TASK OBJECTIVE: Narrow the data below down to the lines containing "JSON".
═══ EXERCISE MATERIAL
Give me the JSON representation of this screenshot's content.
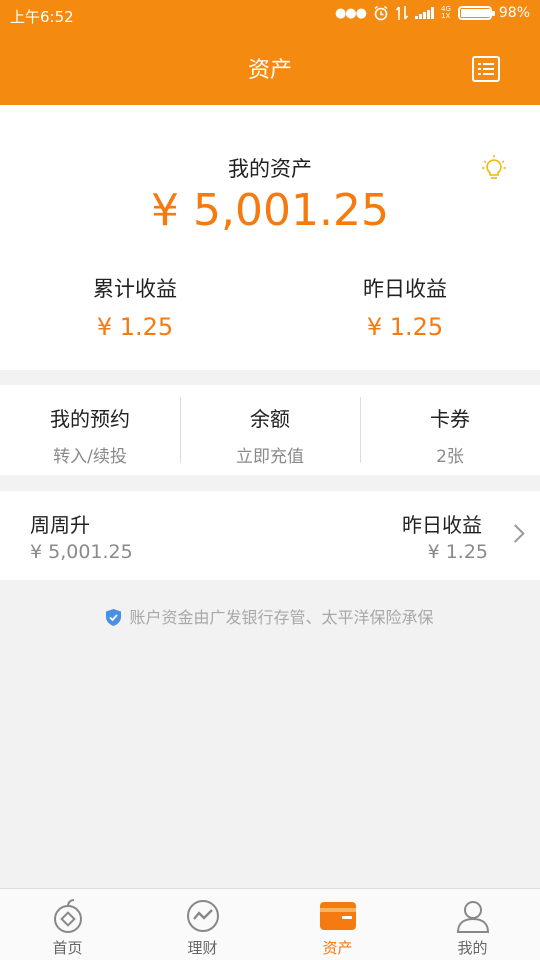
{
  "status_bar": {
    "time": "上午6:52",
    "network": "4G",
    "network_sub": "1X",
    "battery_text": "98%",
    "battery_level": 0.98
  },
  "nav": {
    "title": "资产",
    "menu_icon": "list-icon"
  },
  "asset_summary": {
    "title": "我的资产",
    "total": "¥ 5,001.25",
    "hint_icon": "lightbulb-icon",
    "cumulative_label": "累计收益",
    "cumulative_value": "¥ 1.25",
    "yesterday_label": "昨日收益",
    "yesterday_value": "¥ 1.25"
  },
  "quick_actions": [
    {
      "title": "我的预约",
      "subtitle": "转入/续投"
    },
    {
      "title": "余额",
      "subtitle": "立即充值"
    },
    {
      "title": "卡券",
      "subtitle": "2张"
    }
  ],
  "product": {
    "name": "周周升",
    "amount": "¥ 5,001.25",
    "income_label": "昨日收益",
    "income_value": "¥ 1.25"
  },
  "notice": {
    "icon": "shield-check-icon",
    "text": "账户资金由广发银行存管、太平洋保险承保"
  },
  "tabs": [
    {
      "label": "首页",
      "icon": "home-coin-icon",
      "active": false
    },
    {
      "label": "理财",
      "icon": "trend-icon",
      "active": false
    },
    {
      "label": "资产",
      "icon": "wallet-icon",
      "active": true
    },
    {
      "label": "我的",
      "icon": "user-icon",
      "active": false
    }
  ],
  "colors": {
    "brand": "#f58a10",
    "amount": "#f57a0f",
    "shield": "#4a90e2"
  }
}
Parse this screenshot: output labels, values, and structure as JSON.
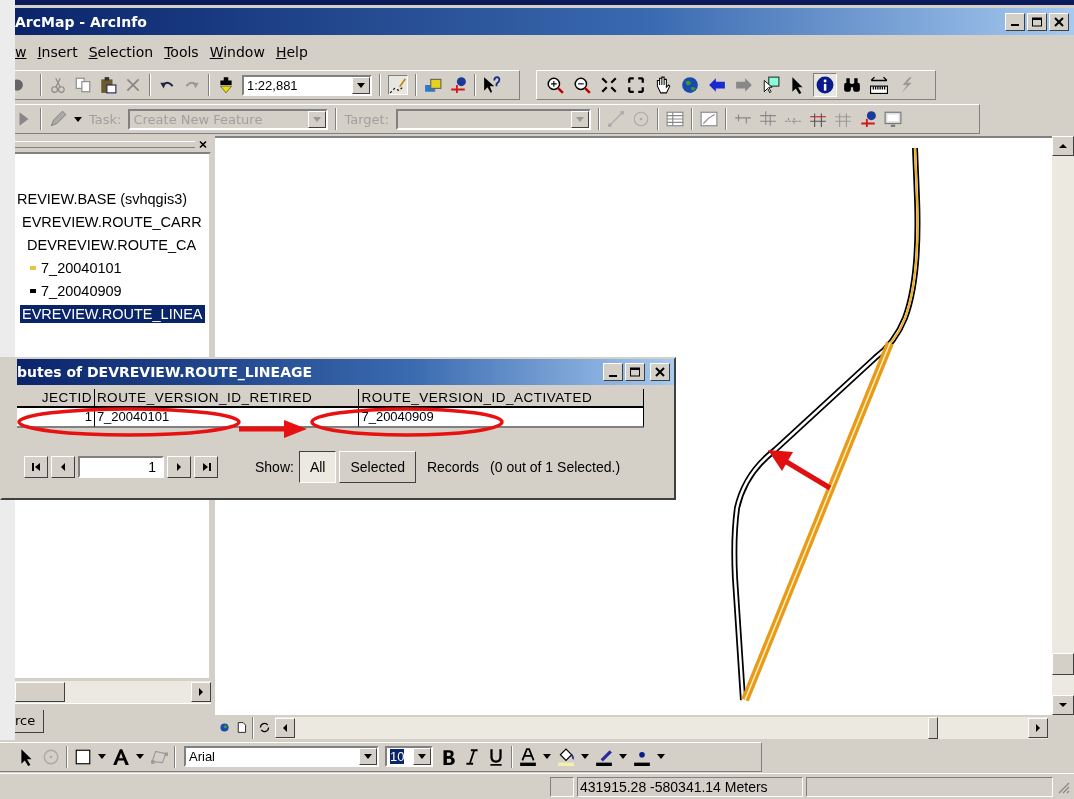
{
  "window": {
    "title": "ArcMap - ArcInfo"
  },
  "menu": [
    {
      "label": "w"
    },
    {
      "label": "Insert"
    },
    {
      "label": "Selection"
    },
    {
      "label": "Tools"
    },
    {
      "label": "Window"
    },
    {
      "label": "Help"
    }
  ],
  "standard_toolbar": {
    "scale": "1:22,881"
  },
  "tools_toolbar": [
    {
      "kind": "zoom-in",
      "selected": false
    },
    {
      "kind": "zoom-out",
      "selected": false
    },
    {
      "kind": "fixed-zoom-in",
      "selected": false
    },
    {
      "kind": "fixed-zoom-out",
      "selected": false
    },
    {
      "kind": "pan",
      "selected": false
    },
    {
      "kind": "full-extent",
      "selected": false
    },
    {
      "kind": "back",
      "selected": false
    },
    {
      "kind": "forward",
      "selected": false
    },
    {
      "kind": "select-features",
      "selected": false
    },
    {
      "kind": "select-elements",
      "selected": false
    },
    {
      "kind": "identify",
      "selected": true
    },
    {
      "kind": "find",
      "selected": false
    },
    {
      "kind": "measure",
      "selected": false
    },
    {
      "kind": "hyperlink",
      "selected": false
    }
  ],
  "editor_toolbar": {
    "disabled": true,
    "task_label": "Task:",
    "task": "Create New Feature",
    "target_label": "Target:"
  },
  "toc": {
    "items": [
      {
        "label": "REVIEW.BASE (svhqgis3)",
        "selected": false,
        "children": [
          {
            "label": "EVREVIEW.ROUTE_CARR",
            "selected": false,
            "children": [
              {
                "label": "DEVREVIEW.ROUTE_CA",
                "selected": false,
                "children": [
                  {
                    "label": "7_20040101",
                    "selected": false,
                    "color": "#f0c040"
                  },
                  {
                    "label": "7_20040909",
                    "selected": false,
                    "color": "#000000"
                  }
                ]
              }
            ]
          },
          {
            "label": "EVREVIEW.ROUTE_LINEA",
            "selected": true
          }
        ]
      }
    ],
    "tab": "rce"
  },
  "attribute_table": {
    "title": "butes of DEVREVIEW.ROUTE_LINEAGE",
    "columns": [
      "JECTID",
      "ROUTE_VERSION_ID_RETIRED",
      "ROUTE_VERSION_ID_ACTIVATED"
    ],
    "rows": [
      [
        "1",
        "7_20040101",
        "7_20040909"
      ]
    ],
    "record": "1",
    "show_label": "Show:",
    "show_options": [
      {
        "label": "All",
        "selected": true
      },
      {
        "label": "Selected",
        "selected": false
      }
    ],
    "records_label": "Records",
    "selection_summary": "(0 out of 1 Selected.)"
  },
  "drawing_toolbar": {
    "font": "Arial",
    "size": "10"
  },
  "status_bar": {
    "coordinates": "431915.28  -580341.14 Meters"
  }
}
══════
═══ EXERCISE MATERIAL
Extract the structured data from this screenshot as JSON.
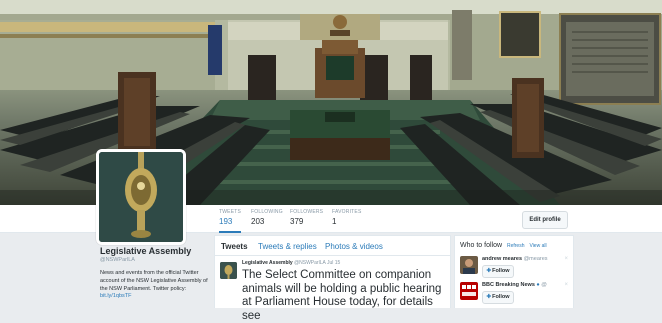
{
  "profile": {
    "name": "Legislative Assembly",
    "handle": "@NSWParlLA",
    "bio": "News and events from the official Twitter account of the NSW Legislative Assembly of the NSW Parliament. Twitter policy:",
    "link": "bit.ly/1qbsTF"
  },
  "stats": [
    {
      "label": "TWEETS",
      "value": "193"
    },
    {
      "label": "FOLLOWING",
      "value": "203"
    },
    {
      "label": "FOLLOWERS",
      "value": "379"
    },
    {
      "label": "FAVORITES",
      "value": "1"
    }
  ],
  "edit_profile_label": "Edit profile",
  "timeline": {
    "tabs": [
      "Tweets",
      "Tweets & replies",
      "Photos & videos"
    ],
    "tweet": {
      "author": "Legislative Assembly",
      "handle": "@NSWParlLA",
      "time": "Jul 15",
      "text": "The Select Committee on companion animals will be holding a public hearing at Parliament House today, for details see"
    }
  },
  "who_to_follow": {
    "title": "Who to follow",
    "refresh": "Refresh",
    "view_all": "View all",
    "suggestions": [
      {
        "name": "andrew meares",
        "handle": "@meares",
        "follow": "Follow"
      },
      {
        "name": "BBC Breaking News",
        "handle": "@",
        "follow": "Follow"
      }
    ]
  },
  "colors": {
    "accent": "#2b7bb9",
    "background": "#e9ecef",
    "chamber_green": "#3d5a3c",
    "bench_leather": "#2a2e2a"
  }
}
══════
═══ EXERCISE MATERIAL
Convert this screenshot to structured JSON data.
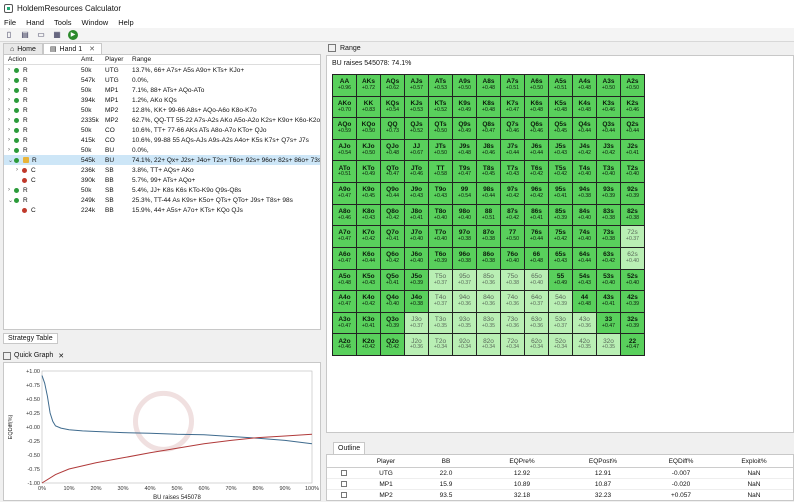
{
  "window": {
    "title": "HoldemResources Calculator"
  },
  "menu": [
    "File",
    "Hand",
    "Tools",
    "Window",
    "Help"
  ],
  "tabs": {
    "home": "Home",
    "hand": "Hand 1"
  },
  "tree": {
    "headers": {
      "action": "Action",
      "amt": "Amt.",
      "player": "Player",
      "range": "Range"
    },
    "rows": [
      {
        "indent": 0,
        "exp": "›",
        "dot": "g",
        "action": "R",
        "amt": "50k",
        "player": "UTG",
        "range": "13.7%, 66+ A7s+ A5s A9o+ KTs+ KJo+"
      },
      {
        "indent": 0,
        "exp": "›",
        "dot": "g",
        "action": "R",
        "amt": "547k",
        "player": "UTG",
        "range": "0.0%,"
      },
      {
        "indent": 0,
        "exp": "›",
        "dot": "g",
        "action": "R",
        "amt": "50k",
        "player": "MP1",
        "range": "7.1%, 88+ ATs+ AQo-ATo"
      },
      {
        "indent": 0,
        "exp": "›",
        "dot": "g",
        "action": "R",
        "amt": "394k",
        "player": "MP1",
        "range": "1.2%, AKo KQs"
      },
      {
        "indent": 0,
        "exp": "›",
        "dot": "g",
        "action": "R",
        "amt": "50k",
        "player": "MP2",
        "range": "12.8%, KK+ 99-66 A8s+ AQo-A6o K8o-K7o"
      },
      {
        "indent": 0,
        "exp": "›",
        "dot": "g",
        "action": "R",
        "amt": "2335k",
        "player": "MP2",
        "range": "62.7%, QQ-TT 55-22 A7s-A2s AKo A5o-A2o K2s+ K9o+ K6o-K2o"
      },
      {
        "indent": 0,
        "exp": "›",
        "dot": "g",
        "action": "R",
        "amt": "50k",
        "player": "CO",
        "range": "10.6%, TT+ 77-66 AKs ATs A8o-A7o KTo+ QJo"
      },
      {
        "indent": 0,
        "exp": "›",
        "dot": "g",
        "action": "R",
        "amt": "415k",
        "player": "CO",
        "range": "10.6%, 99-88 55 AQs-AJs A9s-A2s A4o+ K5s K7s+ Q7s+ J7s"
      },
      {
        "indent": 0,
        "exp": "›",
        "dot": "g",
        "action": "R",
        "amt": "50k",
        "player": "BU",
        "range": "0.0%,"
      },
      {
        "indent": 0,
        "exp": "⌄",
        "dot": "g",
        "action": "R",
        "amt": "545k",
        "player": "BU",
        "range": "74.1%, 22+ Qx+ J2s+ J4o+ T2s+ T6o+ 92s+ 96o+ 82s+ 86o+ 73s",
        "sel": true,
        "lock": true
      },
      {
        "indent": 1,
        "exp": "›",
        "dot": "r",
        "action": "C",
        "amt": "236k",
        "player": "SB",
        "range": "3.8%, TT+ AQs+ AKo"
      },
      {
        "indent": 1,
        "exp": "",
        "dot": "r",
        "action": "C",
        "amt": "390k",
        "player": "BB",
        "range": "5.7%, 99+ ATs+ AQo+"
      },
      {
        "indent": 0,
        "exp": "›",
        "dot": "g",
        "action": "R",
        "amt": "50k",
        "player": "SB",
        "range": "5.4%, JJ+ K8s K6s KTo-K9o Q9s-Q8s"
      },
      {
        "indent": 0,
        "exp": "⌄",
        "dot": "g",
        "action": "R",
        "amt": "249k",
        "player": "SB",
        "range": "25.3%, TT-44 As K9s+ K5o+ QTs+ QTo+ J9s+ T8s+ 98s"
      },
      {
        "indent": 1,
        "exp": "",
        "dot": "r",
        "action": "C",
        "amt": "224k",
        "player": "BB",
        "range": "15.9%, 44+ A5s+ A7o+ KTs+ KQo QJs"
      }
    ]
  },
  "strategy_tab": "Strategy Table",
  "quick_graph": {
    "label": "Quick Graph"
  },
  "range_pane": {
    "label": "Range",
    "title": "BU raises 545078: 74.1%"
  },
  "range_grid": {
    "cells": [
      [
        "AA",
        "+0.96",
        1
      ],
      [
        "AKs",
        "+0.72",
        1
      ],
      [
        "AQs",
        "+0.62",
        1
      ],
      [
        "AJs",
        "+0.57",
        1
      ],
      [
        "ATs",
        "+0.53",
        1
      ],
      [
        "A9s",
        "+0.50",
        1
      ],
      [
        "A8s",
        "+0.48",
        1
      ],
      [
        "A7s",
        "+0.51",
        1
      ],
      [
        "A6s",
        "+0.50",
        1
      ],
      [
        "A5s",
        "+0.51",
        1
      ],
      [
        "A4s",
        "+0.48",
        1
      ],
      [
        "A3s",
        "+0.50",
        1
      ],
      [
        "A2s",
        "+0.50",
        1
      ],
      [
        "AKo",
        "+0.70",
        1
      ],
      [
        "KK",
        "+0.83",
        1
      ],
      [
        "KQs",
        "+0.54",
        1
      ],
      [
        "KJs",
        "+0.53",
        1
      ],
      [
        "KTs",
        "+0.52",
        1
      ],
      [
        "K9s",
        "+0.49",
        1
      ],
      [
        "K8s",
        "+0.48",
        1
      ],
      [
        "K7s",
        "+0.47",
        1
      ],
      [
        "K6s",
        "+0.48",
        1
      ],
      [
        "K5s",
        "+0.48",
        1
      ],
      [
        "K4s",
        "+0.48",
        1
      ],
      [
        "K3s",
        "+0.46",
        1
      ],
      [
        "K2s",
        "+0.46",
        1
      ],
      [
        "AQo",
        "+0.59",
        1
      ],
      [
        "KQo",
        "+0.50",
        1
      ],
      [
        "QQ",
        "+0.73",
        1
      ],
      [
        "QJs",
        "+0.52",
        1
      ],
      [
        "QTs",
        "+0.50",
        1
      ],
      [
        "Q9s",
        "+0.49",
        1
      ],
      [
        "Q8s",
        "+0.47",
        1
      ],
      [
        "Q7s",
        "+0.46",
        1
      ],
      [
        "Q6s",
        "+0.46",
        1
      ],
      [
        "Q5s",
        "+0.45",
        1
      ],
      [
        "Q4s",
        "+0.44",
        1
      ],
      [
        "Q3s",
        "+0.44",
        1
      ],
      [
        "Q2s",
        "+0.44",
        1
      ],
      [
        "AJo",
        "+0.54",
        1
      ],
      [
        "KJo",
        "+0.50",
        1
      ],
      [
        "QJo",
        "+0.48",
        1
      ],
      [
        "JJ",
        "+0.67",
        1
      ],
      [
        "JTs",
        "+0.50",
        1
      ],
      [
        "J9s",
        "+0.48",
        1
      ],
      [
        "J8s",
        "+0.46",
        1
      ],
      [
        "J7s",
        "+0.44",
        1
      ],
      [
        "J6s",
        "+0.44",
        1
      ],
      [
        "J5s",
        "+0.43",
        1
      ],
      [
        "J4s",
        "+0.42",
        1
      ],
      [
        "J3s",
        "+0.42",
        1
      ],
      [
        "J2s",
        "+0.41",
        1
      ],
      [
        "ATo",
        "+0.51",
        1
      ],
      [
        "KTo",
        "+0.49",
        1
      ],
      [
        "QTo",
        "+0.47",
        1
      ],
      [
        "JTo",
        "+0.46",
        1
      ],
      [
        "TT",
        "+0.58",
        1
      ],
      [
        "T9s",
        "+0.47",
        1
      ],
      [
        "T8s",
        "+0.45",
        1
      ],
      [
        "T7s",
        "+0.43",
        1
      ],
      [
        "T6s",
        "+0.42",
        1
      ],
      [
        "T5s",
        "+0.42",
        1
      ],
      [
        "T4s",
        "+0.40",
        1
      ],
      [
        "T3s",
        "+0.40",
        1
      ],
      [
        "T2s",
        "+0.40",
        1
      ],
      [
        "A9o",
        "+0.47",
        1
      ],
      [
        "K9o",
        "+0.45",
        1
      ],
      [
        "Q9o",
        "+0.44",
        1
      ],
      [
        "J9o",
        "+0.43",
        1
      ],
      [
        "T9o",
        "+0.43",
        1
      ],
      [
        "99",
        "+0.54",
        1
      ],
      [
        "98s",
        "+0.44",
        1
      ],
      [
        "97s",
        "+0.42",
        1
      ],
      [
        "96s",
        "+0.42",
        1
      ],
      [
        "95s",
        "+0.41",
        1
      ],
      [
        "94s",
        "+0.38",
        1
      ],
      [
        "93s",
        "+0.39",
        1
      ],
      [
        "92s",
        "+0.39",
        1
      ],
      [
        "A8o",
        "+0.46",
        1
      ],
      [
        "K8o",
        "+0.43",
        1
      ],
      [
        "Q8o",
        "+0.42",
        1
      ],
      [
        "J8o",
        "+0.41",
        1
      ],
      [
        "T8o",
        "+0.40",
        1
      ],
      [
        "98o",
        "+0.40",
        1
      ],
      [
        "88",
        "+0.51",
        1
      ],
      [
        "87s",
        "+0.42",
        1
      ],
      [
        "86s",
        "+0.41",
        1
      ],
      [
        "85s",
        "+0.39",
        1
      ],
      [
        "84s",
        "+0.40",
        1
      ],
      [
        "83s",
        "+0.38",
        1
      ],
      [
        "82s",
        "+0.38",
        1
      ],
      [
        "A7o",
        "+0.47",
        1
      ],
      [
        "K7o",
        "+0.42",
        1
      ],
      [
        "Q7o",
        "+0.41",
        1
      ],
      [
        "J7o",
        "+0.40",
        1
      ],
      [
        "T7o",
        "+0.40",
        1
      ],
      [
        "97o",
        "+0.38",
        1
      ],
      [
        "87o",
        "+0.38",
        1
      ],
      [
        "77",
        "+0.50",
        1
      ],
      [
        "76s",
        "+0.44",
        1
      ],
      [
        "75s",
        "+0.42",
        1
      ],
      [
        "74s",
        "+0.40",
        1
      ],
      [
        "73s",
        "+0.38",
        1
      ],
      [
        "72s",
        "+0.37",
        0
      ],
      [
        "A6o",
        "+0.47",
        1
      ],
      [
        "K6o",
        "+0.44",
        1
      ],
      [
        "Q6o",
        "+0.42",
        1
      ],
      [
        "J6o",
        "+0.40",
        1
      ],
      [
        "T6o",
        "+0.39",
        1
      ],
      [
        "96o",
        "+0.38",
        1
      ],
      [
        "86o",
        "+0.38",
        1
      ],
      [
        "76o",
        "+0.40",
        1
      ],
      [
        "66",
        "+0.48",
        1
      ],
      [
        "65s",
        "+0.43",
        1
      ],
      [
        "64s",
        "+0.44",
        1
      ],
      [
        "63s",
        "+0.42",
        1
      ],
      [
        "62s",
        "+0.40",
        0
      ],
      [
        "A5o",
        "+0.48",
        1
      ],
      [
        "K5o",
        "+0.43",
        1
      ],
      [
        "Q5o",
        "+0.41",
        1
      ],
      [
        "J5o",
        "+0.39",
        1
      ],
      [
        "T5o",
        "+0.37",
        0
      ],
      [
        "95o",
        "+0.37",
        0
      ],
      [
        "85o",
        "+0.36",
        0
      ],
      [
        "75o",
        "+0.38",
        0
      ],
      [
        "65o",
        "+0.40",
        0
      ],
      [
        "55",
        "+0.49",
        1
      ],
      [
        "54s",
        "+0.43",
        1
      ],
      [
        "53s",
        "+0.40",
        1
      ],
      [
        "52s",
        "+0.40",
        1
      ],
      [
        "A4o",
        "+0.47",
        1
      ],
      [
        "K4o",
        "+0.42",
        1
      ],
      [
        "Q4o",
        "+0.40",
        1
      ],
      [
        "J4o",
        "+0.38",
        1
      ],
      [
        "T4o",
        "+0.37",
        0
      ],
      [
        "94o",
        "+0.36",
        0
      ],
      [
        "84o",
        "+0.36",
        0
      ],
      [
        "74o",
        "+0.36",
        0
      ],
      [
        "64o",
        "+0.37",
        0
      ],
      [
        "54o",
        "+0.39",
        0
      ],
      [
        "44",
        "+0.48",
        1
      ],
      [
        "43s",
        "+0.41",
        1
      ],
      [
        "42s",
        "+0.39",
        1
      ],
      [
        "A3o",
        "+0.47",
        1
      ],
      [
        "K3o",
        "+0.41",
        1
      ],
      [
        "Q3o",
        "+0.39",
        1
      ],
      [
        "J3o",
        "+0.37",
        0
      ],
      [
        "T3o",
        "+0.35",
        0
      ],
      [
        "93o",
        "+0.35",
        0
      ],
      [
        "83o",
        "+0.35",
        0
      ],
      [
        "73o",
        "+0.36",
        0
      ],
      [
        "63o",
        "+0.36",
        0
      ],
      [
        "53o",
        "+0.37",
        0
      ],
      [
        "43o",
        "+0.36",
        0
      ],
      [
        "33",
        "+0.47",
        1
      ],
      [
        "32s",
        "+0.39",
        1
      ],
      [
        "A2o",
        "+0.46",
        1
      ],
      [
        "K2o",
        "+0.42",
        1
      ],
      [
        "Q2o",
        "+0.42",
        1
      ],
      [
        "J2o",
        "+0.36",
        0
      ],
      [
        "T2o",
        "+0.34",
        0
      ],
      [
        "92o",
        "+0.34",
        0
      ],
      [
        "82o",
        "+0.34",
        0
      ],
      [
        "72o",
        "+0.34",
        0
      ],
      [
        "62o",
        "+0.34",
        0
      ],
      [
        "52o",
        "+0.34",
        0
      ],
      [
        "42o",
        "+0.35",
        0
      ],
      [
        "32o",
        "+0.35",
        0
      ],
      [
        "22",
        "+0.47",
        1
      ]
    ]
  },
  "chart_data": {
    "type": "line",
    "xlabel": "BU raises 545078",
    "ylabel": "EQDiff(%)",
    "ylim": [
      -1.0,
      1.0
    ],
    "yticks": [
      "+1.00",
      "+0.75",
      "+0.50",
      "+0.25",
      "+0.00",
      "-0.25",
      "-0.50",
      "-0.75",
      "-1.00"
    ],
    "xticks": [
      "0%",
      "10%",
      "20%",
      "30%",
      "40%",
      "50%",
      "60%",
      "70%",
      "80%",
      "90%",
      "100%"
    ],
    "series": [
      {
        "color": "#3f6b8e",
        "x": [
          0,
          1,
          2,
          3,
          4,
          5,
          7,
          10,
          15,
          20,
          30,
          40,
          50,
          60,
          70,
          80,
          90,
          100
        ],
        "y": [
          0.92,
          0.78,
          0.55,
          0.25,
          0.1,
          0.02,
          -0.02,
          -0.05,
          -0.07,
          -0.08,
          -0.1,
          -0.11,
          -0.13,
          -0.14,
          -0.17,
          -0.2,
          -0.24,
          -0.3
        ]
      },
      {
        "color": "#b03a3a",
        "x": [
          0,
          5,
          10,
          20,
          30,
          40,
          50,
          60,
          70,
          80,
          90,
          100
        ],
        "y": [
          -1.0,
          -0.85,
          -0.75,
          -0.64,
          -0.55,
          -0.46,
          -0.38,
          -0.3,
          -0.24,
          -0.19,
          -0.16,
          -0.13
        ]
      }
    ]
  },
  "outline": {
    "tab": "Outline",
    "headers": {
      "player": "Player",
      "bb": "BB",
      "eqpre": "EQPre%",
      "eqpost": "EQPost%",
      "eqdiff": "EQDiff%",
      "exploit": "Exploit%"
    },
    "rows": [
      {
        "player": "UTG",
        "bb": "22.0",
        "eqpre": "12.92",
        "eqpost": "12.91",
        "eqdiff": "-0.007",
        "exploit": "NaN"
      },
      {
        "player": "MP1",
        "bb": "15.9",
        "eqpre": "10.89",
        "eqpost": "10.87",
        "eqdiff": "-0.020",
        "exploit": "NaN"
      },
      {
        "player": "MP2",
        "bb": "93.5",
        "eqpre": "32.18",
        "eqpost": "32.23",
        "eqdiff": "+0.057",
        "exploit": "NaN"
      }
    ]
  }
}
══════
TASK RESULT:
Give me the JSON representation of this screenshot's content.
Parse this screenshot: output labels, values, and structure as JSON.
Extract the structured data from this screenshot as JSON.
Convert this screenshot to structured JSON data.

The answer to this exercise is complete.